— Task objective —
Below is a listing; copy all of it exactly.

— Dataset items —
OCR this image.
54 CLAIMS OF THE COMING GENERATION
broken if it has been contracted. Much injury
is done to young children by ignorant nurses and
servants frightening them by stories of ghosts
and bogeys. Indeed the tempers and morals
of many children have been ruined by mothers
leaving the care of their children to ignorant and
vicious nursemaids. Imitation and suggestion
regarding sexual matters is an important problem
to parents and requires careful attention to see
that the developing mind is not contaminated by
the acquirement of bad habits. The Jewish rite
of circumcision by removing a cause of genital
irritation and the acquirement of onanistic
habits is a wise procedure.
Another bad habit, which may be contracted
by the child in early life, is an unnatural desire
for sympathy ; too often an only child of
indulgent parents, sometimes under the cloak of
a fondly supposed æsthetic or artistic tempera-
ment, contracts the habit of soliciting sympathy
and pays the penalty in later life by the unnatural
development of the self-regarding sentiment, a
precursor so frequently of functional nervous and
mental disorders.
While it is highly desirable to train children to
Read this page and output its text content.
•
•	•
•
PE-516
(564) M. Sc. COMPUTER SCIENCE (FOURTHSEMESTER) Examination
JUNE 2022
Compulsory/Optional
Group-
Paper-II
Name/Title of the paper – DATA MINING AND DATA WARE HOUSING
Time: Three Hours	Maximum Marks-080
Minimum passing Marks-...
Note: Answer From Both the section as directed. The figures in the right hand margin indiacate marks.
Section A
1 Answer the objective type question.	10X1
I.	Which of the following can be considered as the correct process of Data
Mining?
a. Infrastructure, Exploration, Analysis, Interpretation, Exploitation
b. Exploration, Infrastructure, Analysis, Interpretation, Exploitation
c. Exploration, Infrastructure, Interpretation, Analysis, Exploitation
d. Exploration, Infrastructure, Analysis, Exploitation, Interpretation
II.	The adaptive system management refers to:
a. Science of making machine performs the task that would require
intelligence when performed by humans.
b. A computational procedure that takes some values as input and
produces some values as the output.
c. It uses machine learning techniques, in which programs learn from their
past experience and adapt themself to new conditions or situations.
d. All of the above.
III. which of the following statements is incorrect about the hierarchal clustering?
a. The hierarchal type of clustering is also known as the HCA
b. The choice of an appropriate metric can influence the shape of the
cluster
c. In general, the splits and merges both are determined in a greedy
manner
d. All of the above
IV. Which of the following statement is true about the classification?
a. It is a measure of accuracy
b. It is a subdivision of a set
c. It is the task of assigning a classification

— The reply —
OCR this image.
54 CLAIMS OF THE COMING GENERATION
broken if it has been contracted. Much injury
is done to young children by ignorant nurses and
servants frightening them by stories of ghosts
and bogeys. Indeed the tempers and morals
of many children have been ruined by mothers
leaving the care of their children to ignorant and
vicious nursemaids. Imitation and suggestion
regarding sexual matters is an important problem
to parents and requires careful attention to see
that the developing mind is not contaminated by
the acquirement of bad habits. The Jewish rite
of circumcision by removing a cause of genital
irritation and the acquirement of onanistic
habits is a wise procedure.
Another bad habit, which may be contracted
by the child in early life, is an unnatural desire
for sympathy ; too often an only child of
indulgent parents, sometimes under the cloak of
a fondly supposed æsthetic or artistic tempera-
ment, contracts the habit of soliciting sympathy
and pays the penalty in later life by the unnatural
development of the self-regarding sentiment, a
precursor so frequently of functional nervous and
mental disorders.
While it is highly desirable to train children to
Read this page and output its text content.
•
•	•
•
PE-516
(564) M. Sc. COMPUTER SCIENCE (FOURTHSEMESTER) Examination
JUNE 2022
Compulsory/Optional
Group-
Paper-II
Name/Title of the paper – DATA MINING AND DATA WARE HOUSING
Time: Three Hours	Maximum Marks-080
Minimum passing Marks-...
Note: Answer From Both the section as directed. The figures in the right hand margin indiacate marks.
Section A
1 Answer the objective type question.	10X1
I.	Which of the following can be considered as the correct process of Data
Mining?
a. Infrastructure, Exploration, Analysis, Interpretation, Exploitation
b. Exploration, Infrastructure, Analysis, Interpretation, Exploitation
c. Exploration, Infrastructure, Interpretation, Analysis, Exploitation
d. Exploration, Infrastructure, Analysis, Exploitation, Interpretation
II.	The adaptive system management refers to:
a. Science of making machine performs the task that would require
intelligence when performed by humans.
b. A computational procedure that takes some values as input and
produces some values as the output.
c. It uses machine learning techniques, in which programs learn from their
past experience and adapt themself to new conditions or situations.
d. All of the above.
III. which of the following statements is incorrect about the hierarchal clustering?
a. The hierarchal type of clustering is also known as the HCA
b. The choice of an appropriate metric can influence the shape of the
cluster
c. In general, the splits and merges both are determined in a greedy
manner
d. All of the above
IV. Which of the following statement is true about the classification?
a. It is a measure of accuracy
b. It is a subdivision of a set
c. It is the task of assigning a classification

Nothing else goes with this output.